_Source data_:
:::

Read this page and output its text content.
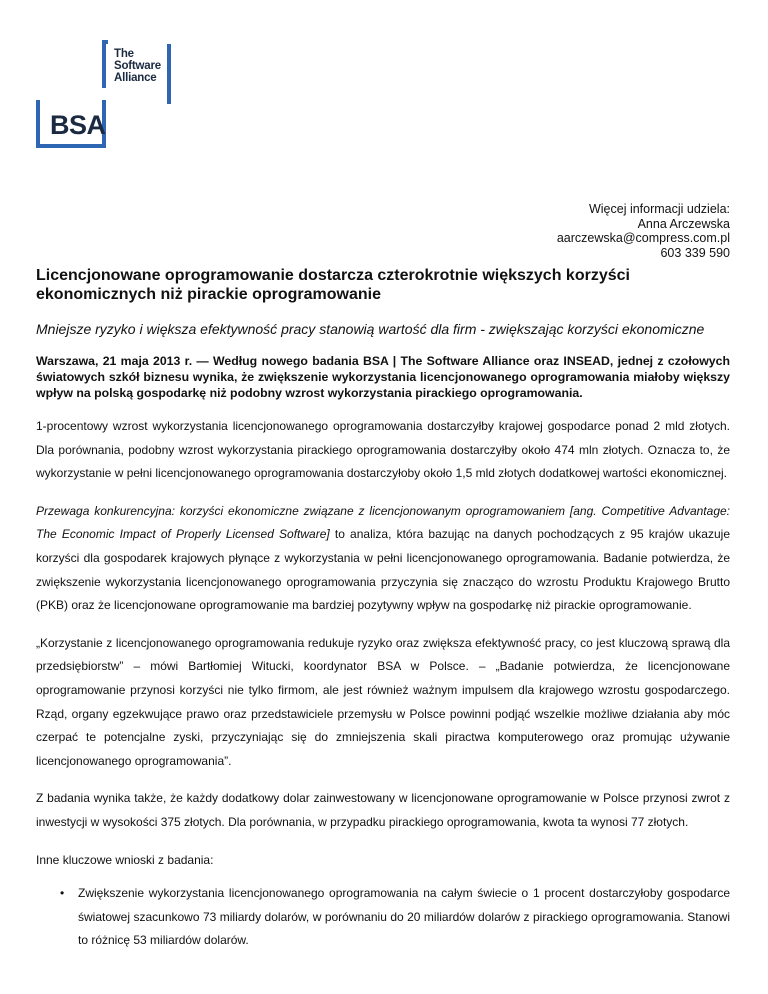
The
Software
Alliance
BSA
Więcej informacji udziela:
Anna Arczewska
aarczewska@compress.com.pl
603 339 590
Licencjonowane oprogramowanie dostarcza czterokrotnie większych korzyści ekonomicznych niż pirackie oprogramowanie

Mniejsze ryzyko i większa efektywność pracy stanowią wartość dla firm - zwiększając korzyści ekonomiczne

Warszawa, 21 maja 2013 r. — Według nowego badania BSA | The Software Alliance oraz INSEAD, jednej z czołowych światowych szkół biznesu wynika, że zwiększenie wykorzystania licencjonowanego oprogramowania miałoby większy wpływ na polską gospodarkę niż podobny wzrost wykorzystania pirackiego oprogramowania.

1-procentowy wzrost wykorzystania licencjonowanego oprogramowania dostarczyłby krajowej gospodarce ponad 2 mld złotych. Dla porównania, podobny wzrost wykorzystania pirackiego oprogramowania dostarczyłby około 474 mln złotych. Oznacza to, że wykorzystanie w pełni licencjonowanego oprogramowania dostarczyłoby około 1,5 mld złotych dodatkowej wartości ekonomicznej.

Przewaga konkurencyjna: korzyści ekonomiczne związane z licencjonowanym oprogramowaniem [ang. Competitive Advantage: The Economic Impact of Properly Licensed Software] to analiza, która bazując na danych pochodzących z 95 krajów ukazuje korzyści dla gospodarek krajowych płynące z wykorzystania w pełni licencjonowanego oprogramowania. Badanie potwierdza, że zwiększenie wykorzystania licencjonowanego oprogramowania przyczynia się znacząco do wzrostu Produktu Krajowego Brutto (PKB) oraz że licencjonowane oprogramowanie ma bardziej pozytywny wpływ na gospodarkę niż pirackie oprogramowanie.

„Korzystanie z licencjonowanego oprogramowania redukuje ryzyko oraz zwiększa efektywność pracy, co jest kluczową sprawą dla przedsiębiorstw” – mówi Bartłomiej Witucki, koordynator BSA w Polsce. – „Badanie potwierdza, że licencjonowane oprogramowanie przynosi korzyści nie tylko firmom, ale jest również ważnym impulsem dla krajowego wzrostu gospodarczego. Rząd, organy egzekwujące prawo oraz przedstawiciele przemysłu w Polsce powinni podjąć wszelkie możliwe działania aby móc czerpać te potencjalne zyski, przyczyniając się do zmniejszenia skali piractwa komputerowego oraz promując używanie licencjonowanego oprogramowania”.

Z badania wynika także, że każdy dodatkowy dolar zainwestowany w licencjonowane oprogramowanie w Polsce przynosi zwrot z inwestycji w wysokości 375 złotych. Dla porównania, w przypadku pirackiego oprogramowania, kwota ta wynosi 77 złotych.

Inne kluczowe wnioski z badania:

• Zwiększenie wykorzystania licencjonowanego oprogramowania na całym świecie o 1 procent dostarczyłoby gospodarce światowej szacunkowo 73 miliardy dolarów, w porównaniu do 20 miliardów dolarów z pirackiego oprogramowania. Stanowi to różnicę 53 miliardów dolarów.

:::

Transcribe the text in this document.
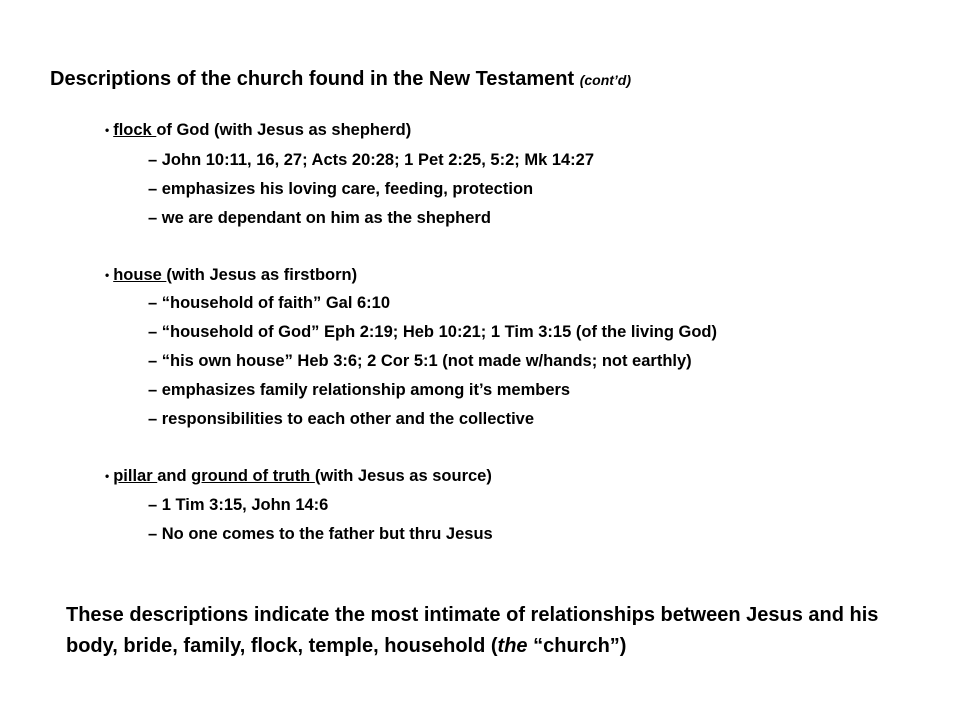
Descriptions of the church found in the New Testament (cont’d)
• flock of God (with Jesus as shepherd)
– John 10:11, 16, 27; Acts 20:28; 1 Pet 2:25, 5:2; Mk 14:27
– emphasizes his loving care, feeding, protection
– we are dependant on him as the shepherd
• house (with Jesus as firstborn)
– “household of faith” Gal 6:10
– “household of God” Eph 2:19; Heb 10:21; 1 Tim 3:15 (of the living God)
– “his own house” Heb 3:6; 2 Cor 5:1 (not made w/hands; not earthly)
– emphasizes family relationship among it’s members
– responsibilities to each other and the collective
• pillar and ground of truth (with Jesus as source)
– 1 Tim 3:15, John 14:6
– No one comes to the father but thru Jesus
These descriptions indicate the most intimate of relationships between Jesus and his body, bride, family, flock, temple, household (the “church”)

:::

_Task objective_:
What is the number of lines holding the word "Alliance"? State it alone.

_Task result_:
2